== WHAT TO PRODUCE ==
Copy out all lines that carry the word "intubated".

-- Begin MATERIAL PROVIDED --

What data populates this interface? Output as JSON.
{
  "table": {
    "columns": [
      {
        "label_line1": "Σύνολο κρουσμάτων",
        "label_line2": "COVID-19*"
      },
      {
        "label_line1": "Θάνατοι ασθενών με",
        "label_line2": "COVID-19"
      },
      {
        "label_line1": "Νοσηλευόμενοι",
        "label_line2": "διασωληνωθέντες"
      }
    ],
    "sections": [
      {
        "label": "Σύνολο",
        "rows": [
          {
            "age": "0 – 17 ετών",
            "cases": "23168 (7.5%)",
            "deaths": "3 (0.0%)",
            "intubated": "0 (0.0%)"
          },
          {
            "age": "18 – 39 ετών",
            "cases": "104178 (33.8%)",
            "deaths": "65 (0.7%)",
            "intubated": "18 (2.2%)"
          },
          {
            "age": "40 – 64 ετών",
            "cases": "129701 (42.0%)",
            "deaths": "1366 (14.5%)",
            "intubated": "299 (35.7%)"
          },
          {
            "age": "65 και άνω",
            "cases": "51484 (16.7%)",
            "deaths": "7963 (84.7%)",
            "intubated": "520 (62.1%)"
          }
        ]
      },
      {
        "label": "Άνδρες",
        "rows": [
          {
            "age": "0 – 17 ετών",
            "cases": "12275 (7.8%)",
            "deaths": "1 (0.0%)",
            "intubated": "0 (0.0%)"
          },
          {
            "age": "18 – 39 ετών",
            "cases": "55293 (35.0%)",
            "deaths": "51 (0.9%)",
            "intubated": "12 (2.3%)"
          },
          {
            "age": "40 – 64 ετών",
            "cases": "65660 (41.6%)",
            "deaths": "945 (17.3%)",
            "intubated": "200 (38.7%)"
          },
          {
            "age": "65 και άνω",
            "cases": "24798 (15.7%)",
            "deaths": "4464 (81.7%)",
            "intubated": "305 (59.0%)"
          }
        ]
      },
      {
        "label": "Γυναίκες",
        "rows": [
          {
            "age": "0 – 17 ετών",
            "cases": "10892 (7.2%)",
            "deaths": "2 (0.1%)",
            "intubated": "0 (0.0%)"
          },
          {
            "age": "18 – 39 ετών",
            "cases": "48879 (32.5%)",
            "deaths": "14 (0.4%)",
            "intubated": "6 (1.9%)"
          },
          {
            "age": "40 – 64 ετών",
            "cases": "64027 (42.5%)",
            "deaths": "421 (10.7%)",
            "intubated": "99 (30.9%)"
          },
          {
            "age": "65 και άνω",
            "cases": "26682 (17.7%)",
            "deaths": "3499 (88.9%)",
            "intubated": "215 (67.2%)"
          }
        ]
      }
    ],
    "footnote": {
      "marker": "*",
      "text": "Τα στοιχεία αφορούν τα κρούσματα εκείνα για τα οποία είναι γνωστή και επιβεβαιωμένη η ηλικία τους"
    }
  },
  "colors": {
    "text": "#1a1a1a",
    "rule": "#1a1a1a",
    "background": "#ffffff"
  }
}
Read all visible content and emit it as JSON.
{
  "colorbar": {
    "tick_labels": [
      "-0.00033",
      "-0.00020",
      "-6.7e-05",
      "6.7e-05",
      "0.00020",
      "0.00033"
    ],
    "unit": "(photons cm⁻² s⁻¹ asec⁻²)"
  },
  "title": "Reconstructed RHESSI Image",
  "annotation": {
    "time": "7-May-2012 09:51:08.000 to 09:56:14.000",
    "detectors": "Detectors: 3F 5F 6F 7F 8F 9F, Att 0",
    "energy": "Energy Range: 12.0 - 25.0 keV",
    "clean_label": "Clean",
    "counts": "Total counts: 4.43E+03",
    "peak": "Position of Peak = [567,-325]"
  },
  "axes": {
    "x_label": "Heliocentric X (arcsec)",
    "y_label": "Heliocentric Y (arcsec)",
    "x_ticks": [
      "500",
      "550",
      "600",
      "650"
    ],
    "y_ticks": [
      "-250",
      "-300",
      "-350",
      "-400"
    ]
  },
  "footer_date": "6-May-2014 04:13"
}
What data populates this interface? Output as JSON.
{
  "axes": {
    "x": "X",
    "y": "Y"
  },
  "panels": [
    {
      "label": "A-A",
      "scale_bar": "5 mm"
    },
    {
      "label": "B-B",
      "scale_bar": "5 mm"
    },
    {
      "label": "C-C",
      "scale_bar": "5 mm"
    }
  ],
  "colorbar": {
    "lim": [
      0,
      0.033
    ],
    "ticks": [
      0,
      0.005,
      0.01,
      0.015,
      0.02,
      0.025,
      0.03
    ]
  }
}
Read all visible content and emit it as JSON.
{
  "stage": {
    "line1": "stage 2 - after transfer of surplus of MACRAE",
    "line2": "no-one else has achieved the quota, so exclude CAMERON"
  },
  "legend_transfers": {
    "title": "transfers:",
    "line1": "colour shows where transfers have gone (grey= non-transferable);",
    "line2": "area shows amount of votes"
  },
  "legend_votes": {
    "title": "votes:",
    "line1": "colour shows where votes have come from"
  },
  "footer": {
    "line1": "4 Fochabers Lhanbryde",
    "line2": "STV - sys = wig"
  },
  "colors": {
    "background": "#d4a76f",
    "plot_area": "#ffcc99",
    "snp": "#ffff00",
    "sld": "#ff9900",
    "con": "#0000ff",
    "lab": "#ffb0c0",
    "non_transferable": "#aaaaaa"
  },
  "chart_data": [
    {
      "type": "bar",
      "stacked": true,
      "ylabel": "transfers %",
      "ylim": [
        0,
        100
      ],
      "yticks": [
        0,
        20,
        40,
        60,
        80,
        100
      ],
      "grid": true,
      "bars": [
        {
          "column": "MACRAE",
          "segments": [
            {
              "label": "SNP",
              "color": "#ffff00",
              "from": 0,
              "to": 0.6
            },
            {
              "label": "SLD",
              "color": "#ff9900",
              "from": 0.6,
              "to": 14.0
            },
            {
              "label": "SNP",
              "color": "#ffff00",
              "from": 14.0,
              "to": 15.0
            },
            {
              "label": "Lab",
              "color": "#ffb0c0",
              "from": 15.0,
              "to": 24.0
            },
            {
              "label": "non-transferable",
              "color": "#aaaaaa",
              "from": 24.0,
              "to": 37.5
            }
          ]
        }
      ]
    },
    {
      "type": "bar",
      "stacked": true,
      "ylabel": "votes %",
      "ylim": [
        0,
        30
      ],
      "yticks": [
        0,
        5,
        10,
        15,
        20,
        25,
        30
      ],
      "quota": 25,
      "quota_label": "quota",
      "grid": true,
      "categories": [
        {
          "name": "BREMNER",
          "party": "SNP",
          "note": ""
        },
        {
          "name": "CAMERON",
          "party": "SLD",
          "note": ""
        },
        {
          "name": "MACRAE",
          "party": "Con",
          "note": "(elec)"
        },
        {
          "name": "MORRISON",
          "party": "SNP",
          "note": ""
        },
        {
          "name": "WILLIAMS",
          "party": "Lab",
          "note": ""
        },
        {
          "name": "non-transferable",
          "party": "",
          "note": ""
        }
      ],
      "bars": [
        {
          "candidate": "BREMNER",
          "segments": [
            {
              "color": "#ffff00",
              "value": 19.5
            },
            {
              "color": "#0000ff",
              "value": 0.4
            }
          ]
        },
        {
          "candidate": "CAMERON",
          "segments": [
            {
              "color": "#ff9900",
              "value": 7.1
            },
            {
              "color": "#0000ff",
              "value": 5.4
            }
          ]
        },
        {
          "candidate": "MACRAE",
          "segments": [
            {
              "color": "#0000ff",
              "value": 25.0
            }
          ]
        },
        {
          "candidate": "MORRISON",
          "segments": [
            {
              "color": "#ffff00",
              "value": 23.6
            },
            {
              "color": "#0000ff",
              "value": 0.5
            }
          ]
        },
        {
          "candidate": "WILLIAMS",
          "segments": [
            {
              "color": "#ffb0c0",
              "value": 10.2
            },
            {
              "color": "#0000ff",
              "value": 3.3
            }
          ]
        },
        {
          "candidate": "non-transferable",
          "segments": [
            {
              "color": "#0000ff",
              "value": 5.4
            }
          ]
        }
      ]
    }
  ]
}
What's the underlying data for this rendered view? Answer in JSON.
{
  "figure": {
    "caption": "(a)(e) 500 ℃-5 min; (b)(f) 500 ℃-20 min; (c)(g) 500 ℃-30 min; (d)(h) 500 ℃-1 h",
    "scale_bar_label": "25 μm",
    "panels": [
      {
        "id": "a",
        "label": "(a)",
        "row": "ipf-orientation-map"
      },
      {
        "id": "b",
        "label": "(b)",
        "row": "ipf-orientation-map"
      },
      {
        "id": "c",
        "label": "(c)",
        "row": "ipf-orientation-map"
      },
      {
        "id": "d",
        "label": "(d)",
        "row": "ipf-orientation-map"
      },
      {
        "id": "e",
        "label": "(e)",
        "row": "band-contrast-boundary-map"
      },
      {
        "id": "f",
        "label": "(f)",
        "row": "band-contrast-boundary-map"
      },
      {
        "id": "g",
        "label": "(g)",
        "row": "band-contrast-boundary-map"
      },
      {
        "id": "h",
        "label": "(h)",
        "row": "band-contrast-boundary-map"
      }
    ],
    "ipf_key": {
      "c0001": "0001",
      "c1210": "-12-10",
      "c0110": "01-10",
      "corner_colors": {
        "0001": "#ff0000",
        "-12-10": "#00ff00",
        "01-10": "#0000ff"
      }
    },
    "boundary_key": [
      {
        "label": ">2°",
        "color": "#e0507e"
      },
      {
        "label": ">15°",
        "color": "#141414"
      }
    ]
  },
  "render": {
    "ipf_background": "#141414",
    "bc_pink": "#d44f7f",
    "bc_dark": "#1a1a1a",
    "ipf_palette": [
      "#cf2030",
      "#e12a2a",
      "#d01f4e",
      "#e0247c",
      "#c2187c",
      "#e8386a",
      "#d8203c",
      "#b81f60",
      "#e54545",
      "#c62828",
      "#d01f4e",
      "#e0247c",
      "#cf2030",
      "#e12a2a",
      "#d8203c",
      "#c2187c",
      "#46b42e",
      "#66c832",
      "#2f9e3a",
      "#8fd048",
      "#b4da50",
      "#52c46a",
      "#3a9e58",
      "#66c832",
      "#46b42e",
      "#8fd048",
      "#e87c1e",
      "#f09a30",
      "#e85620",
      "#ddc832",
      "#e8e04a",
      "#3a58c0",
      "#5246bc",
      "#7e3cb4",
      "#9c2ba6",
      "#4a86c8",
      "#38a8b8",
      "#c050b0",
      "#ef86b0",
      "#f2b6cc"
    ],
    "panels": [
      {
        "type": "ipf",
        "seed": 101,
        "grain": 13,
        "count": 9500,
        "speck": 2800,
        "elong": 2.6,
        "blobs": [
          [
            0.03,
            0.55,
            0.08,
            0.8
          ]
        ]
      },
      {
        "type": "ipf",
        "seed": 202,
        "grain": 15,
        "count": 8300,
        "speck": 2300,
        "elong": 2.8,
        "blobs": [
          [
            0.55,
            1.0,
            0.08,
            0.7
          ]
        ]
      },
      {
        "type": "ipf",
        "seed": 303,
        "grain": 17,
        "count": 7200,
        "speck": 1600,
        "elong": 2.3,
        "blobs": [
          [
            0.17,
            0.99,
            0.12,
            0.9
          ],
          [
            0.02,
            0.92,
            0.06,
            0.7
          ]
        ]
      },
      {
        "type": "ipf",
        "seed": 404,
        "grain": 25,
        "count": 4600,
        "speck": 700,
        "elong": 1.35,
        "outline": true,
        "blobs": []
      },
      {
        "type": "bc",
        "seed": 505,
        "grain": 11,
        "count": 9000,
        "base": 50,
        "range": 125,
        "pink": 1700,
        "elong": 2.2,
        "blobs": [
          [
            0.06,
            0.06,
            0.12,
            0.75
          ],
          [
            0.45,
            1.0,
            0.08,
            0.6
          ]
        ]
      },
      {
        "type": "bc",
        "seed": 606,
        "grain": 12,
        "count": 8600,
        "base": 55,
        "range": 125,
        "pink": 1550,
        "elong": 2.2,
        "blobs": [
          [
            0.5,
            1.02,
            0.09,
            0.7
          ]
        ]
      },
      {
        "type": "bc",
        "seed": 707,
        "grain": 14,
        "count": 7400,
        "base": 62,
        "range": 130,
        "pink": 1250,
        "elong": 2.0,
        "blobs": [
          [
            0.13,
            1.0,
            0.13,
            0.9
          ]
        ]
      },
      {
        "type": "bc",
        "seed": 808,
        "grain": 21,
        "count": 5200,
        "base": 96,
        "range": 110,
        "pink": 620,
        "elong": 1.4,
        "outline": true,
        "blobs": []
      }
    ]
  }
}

-- End MATERIAL PROVIDED --

== EXERCISE SOLUTION ==
            "intubated": "0 (0.0%)"
            "intubated": "18 (2.2%)"
            "intubated": "299 (35.7%)"
            "intubated": "520 (62.1%)"
            "intubated": "0 (0.0%)"
            "intubated": "12 (2.3%)"
            "intubated": "200 (38.7%)"
            "intubated": "305 (59.0%)"
            "intubated": "0 (0.0%)"
            "intubated": "6 (1.9%)"
            "intubated": "99 (30.9%)"
            "intubated": "215 (67.2%)"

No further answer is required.